"""

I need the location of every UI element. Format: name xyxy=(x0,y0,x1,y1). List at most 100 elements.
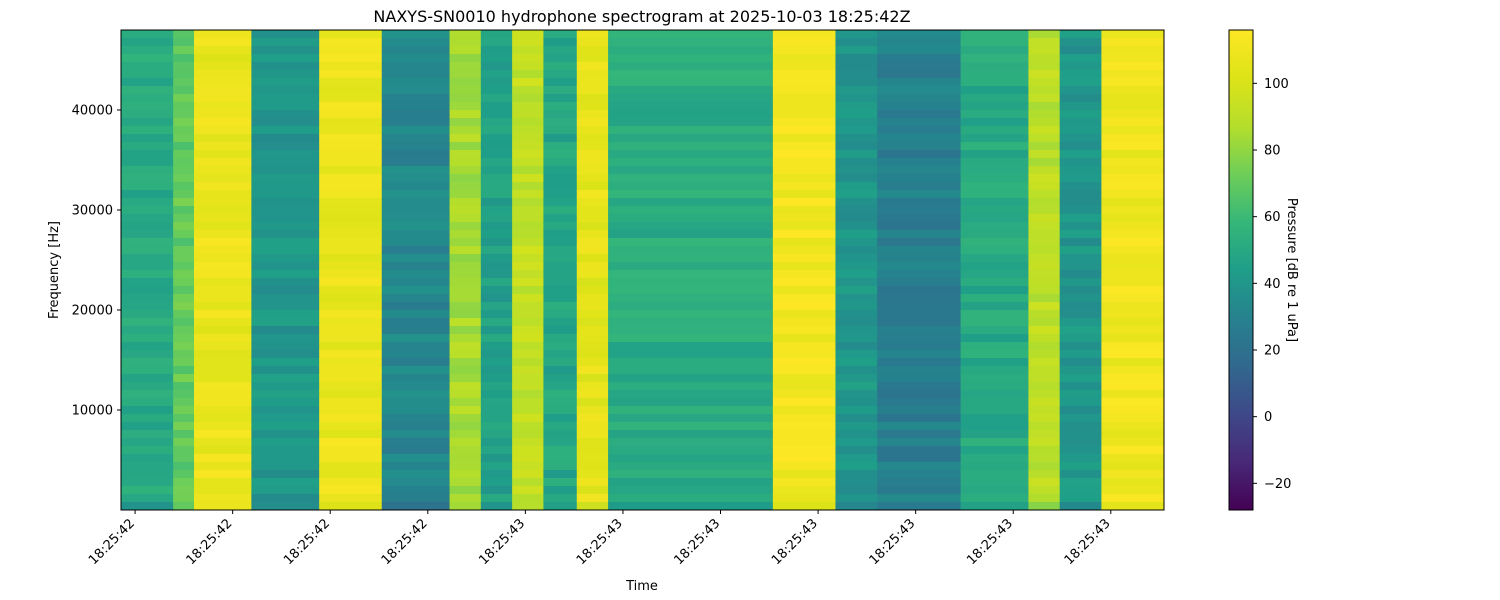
spectrogram-cell xyxy=(194,126,252,135)
spectrogram-cell xyxy=(480,38,513,47)
spectrogram-cell xyxy=(512,246,545,255)
spectrogram-cell xyxy=(194,238,252,247)
spectrogram-cell xyxy=(543,254,578,263)
spectrogram-cell xyxy=(608,286,774,295)
spectrogram-cell xyxy=(480,446,513,455)
spectrogram-cell xyxy=(1028,238,1061,247)
spectrogram-cell xyxy=(877,318,962,327)
spectrogram-cell xyxy=(835,142,878,151)
spectrogram-cell xyxy=(480,366,513,375)
spectrogram-cell xyxy=(512,86,545,95)
spectrogram-cell xyxy=(480,102,513,111)
spectrogram-cell xyxy=(960,366,1030,375)
x-tick-label: 18:25:43 xyxy=(574,516,626,568)
spectrogram-cell xyxy=(877,134,962,143)
spectrogram-cell xyxy=(608,118,774,127)
spectrogram-cell xyxy=(173,286,195,295)
spectrogram-cell xyxy=(772,310,837,319)
spectrogram-cell xyxy=(608,86,774,95)
spectrogram-cell xyxy=(877,470,962,479)
spectrogram-cell xyxy=(1101,286,1164,295)
spectrogram-cell xyxy=(1101,366,1164,375)
spectrogram-cell xyxy=(173,462,195,471)
spectrogram-cell xyxy=(772,374,837,383)
spectrogram-cell xyxy=(877,118,962,127)
spectrogram-cell xyxy=(608,182,774,191)
plot-frame xyxy=(120,29,1165,511)
spectrogram-cell xyxy=(1028,358,1061,367)
spectrogram-cell xyxy=(121,478,174,487)
spectrogram-cell xyxy=(449,494,482,503)
spectrogram-cell xyxy=(608,382,774,391)
spectrogram-cell xyxy=(576,414,609,423)
spectrogram-cell xyxy=(1101,334,1164,343)
spectrogram-cell xyxy=(319,446,383,455)
spectrogram-cell xyxy=(608,262,774,271)
spectrogram-cell xyxy=(319,358,383,367)
spectrogram-cell xyxy=(772,86,837,95)
spectrogram-cell xyxy=(608,438,774,447)
spectrogram-cell xyxy=(960,198,1030,207)
spectrogram-cell xyxy=(480,502,513,510)
spectrogram-cell xyxy=(772,166,837,175)
spectrogram-cell xyxy=(381,238,451,247)
spectrogram-cell xyxy=(381,110,451,119)
spectrogram-cell xyxy=(319,406,383,415)
spectrogram-cell xyxy=(772,302,837,311)
spectrogram-cell xyxy=(449,238,482,247)
spectrogram-cell xyxy=(608,134,774,143)
spectrogram-cell xyxy=(1059,414,1103,423)
spectrogram-cell xyxy=(319,374,383,383)
spectrogram-cell xyxy=(480,294,513,303)
spectrogram-cell xyxy=(772,246,837,255)
spectrogram-cell xyxy=(960,238,1030,247)
spectrogram-cell xyxy=(1059,486,1103,495)
spectrogram-cell xyxy=(772,54,837,63)
spectrogram-cell xyxy=(194,382,252,391)
spectrogram-cell xyxy=(772,366,837,375)
spectrogram-cell xyxy=(173,246,195,255)
spectrogram-cell xyxy=(251,190,320,199)
spectrogram-cell xyxy=(512,182,545,191)
spectrogram-cell xyxy=(449,54,482,63)
spectrogram-cell xyxy=(1059,110,1103,119)
spectrogram-cell xyxy=(512,270,545,279)
spectrogram-cell xyxy=(173,390,195,399)
spectrogram-cell xyxy=(480,350,513,359)
spectrogram-cell xyxy=(480,470,513,479)
spectrogram-cell xyxy=(608,206,774,215)
spectrogram-cell xyxy=(251,270,320,279)
spectrogram-cell xyxy=(319,118,383,127)
spectrogram-cell xyxy=(608,486,774,495)
spectrogram-cell xyxy=(381,446,451,455)
spectrogram-cell xyxy=(173,326,195,335)
spectrogram-cell xyxy=(121,94,174,103)
spectrogram-cell xyxy=(1059,438,1103,447)
spectrogram-cell xyxy=(1059,70,1103,79)
spectrogram-cell xyxy=(319,462,383,471)
spectrogram-cell xyxy=(194,142,252,151)
spectrogram-cell xyxy=(1059,350,1103,359)
spectrogram-cell xyxy=(194,54,252,63)
spectrogram-cell xyxy=(512,294,545,303)
spectrogram-cell xyxy=(319,478,383,487)
spectrogram-cell xyxy=(543,38,578,47)
spectrogram-cell xyxy=(319,214,383,223)
spectrogram-cell xyxy=(543,190,578,199)
spectrogram-cell xyxy=(194,366,252,375)
spectrogram-cell xyxy=(835,62,878,71)
x-tick-label: 18:25:43 xyxy=(867,516,919,568)
spectrogram-cell xyxy=(194,278,252,287)
spectrogram-cell xyxy=(381,438,451,447)
spectrogram-cell xyxy=(1028,46,1061,55)
spectrogram-cell xyxy=(960,206,1030,215)
spectrogram-cell xyxy=(960,262,1030,271)
spectrogram-cell xyxy=(1059,446,1103,455)
spectrogram-cell xyxy=(543,126,578,135)
spectrogram-cell xyxy=(121,150,174,159)
spectrogram-cell xyxy=(381,430,451,439)
spectrogram-cell xyxy=(543,54,578,63)
spectrogram-cell xyxy=(173,214,195,223)
spectrogram-cell xyxy=(173,454,195,463)
spectrogram-cell xyxy=(835,166,878,175)
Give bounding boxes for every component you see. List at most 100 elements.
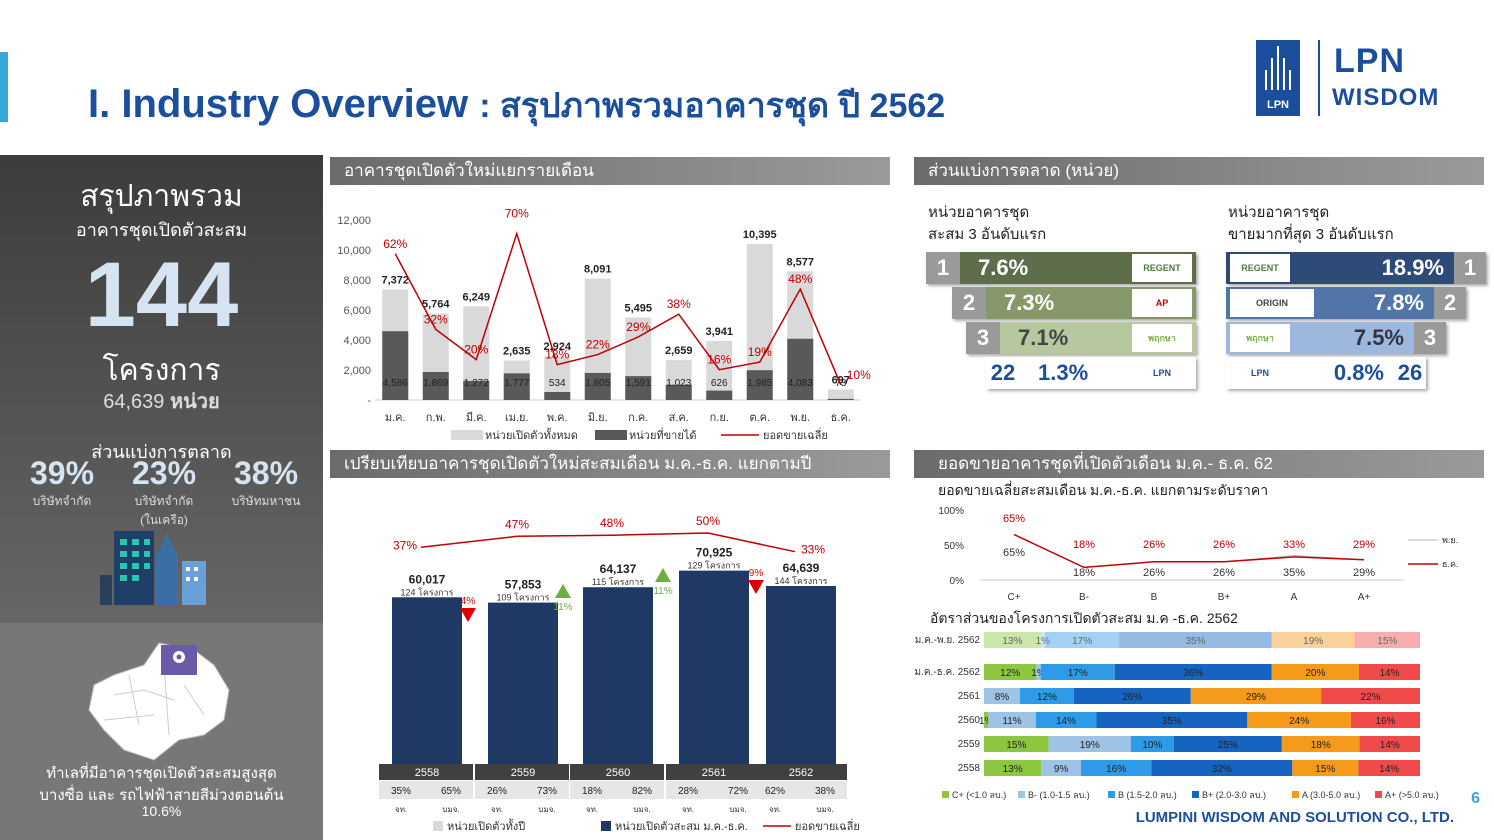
units-total: 64,639 หน่วย [103, 391, 220, 413]
location-box: ทำเลที่มีอาคารชุดเปิดตัวสะสมสูงสุด บางซื… [0, 623, 323, 840]
sales-line-dec [1013, 533, 1365, 569]
right-rank-row: ORIGIN 7.8% 2 [1226, 287, 1466, 319]
avg-sales-line [394, 231, 842, 386]
ratio-segment [1041, 760, 1081, 776]
sales-top-label: 26% [1213, 539, 1235, 551]
year-value-label: 70,925 [696, 546, 733, 560]
y-tick-label: 6,000 [343, 305, 371, 317]
left-rank-row: 1 7.6% REGENT [926, 252, 1196, 284]
change-label: 11% [553, 602, 572, 613]
ratio-segment-label: 19% [1080, 740, 1100, 751]
ratio-stacked-chart: ม.ค.-พ.ย. 2562 13% 1% 17% 35% 19% 15% ม.ค.-ธ.ค.… [914, 632, 1439, 800]
ratio-segment [1271, 664, 1359, 680]
sales-top-label: 33% [1283, 539, 1305, 551]
split-cell [753, 781, 847, 799]
sales-x-tick: B+ [1218, 592, 1231, 603]
split-pct-1: 18% [582, 786, 602, 797]
ratio-segment [984, 632, 1041, 648]
share-item: 38% บริษัทมหาชน [218, 455, 314, 530]
split-label-1: จท. [682, 805, 694, 814]
market-right-title: หน่วยอาคารชุด ขายมากที่สุด 3 อันดับแรก [1228, 204, 1394, 243]
y-tick-label: - [367, 395, 371, 407]
ratio-segment [1073, 688, 1191, 704]
share-title: ส่วนแบ่งการตลาด [91, 442, 232, 462]
ratio-segment-label: 17% [1068, 668, 1088, 679]
ratio-legend-label: B- (1.0-1.5 ลบ.) [1028, 790, 1090, 800]
ratio-segment-label: 14% [1380, 740, 1400, 751]
sold-bar [463, 380, 490, 400]
yearly-avg-label: 48% [600, 516, 624, 530]
location-pct: 10.6% [141, 803, 182, 819]
left-rank-row: 2 7.3% AP [952, 287, 1196, 319]
ratio-segment-label: 29% [1246, 692, 1266, 703]
change-up-icon [655, 568, 671, 582]
x-tick-label: ก.ย. [710, 412, 729, 424]
split-pct-1: 35% [391, 786, 411, 797]
sold-label: 1,805 [585, 378, 610, 389]
ratio-legend-swatch [1018, 791, 1025, 798]
ratio-segment [1151, 760, 1293, 776]
sales-y-tick: 0% [950, 576, 965, 587]
sales-line-chart: 0% 50% 100% C+ 65% 65% B- 18% 18% B 26% 26% B+ 26% 26%… [938, 506, 1458, 603]
split-pct-1: 62% [765, 786, 785, 797]
ratio-segment [1080, 760, 1152, 776]
sales-x-tick: B- [1079, 592, 1089, 603]
sales-y-tick: 50% [944, 541, 964, 552]
ratio-segment [1173, 736, 1282, 752]
ratio-legend-label: B+ (2.0-3.0 ลบ.) [1202, 790, 1266, 800]
ratio-segment [1321, 688, 1420, 704]
change-down-icon [748, 580, 764, 594]
rank-pct: 7.5% [1353, 325, 1404, 350]
x-tick-label: ก.ค. [628, 412, 648, 424]
ratio-segment-label: 1% [979, 716, 994, 727]
split-label-1: จท. [586, 805, 598, 814]
split-cell [570, 781, 664, 799]
ratio-segment-label: 36% [1183, 668, 1203, 679]
brand-logo: REGENT [1230, 254, 1290, 282]
ratio-segment-label: 22% [1361, 692, 1381, 703]
ratio-segment-label: 14% [1056, 716, 1076, 727]
legend-avg: ยอดขายเฉลี่ย [795, 818, 860, 833]
footer-company: LUMPINI WISDOM AND SOLUTION CO., LTD. [1135, 809, 1454, 826]
legend-total-swatch [451, 430, 483, 440]
share-pct: 39% [29, 455, 95, 491]
ratio-segment-label: 35% [1162, 716, 1182, 727]
logo-badge: LPN [1256, 40, 1300, 116]
ratio-segment-label: 14% [1379, 668, 1399, 679]
sales-top-label: 26% [1143, 539, 1165, 551]
avg-sales-label: 20% [464, 343, 488, 357]
ratio-segment [1035, 712, 1097, 728]
legend-sold: หน่วยที่ขายได้ [629, 427, 696, 442]
yearly-chart-header: เปรียบเทียบอาคารชุดเปิดตัวใหม่สะสมเดือน … [330, 450, 890, 478]
x-tick-label: เม.ย. [505, 412, 529, 424]
total-label: 2,635 [503, 345, 531, 357]
x-tick-label: ธ.ค. [831, 412, 851, 424]
sold-label: 1,985 [747, 378, 772, 389]
sold-bar [503, 373, 530, 400]
total-bar [827, 389, 854, 400]
project-count: 144 [84, 244, 239, 346]
sales-bottom-label: 65% [1003, 547, 1025, 559]
ratio-segment [988, 712, 1036, 728]
yearly-avg-line [420, 532, 796, 553]
ratio-segment [1358, 760, 1420, 776]
y-tick-label: 4,000 [343, 335, 371, 347]
rank-number: 3 [1414, 322, 1446, 354]
x-tick-label: พ.ค. [547, 412, 568, 424]
avg-sales-label: 18% [545, 348, 569, 362]
monthly-chart-header: อาคารชุดเปิดตัวใหม่แยกรายเดือน [330, 157, 890, 185]
rank-pct: 18.9% [1381, 255, 1444, 280]
ratio-row-label: 2561 [958, 691, 981, 702]
left-rank-row: 3 7.1% พฤกษา [966, 322, 1196, 354]
ratio-segment [1358, 664, 1420, 680]
y-tick-label: 10,000 [337, 245, 371, 257]
sales-top-label: 65% [1003, 513, 1025, 525]
brand-logo: พฤกษา [1230, 324, 1290, 352]
share-item: 23% บริษัทจำกัด (ในเครือ) [116, 455, 212, 530]
ratio-segment-label: 15% [1006, 740, 1026, 751]
ratio-segment-label: 11% [1002, 716, 1021, 727]
yearly-avg-label: 50% [696, 514, 720, 528]
split-cell [475, 781, 569, 799]
legend-year: หน่วยเปิดตัวทั้งปี [447, 818, 525, 833]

"""

Aim of the exercise | Could you format the lines from the one containing "units-total: 64,639 หน่วย" up to and including the one containing "ratio-segment [1173, 736, 1282, 752]" as a Markdown table with the columns Row and Text, numbering each row and omitting blank lines?

Exercise response |
| Row | Text |
|---|---|
| 1 | units-total: 64,639 หน่วย [103, 391, 220, 413] |
| 2 | location-box: ทำเลที่มีอาคารชุดเปิดตัวสะสมสูงสุด บางซื… [0, 623, 323, 840] |
| 3 | sales-line-dec [1013, 533, 1365, 569] |
| 4 | right-rank-row: ORIGIN 7.8% 2 [1226, 287, 1466, 319] |
| 5 | avg-sales-line [394, 231, 842, 386] |
| 6 | ratio-segment [1041, 760, 1081, 776] |
| 7 | sales-top-label: 26% [1213, 539, 1235, 551] |
| 8 | year-value-label: 70,925 [696, 546, 733, 560] |
| 9 | y-tick-label: 6,000 [343, 305, 371, 317] |
| 10 | left-rank-row: 1 7.6% REGENT [926, 252, 1196, 284] |
| 11 | change-label: 11% [553, 602, 572, 613] |
| 12 | ratio-segment-label: 19% [1080, 740, 1100, 751] |
| 13 | ratio-stacked-chart: ม.ค.-พ.ย. 2562 13% 1% 17% 35% 19% 15% ม.ค.-ธ.ค.… [914, 632, 1439, 800] |
| 14 | ratio-segment [1271, 664, 1359, 680] |
| 15 | sales-top-label: 33% [1283, 539, 1305, 551] |
| 16 | split-cell [753, 781, 847, 799] |
| 17 | sales-x-tick: B+ [1218, 592, 1231, 603] |
| 18 | split-pct-1: 18% [582, 786, 602, 797] |
| 19 | ratio-segment [984, 632, 1041, 648] |
| 20 | share-item: 38% บริษัทมหาชน [218, 455, 314, 530] |
| 21 | split-label-1: จท. [682, 805, 694, 814] |
| 22 | market-right-title: หน่วยอาคารชุด ขายมากที่สุด 3 อันดับแรก [1228, 204, 1394, 243] |
| 23 | y-tick-label: - [367, 395, 371, 407] |
| 24 | ratio-segment [1073, 688, 1191, 704] |
| 25 | share-title: ส่วนแบ่งการตลาด [91, 442, 232, 462] |
| 26 | ratio-segment-label: 17% [1068, 668, 1088, 679] |
| 27 | ratio-legend-label: B- (1.0-1.5 ลบ.) [1028, 790, 1090, 800] |
| 28 | ratio-segment-label: 14% [1380, 740, 1400, 751] |
| 29 | sold-bar [463, 380, 490, 400] |
| 30 | yearly-avg-label: 48% [600, 516, 624, 530] |
| 31 | location-pct: 10.6% [141, 803, 182, 819] |
| 32 | left-rank-row: 2 7.3% AP [952, 287, 1196, 319] |
| 33 | ratio-segment-label: 29% [1246, 692, 1266, 703] |
| 34 | change-up-icon [655, 568, 671, 582] |
| 35 | x-tick-label: ก.ย. [710, 412, 729, 424] |
| 36 | split-pct-1: 35% [391, 786, 411, 797] |
| 37 | sold-label: 1,805 [585, 378, 610, 389] |
| 38 | ratio-legend-swatch [1018, 791, 1025, 798] |
| 39 | ratio-segment [1151, 760, 1293, 776] |
| 40 | sales-y-tick: 0% [950, 576, 965, 587] |
| 41 | sales-line-chart: 0% 50% 100% C+ 65% 65% B- 18% 18% B 26% 26% B+ 26% 26%… [938, 506, 1458, 603] |
| 42 | split-pct-1: 62% [765, 786, 785, 797] |
| 43 | ratio-segment [1080, 760, 1152, 776] |
| 44 | sales-x-tick: B- [1079, 592, 1089, 603] |
| 45 | sales-y-tick: 50% [944, 541, 964, 552] |
| 46 | ratio-segment [1173, 736, 1282, 752] |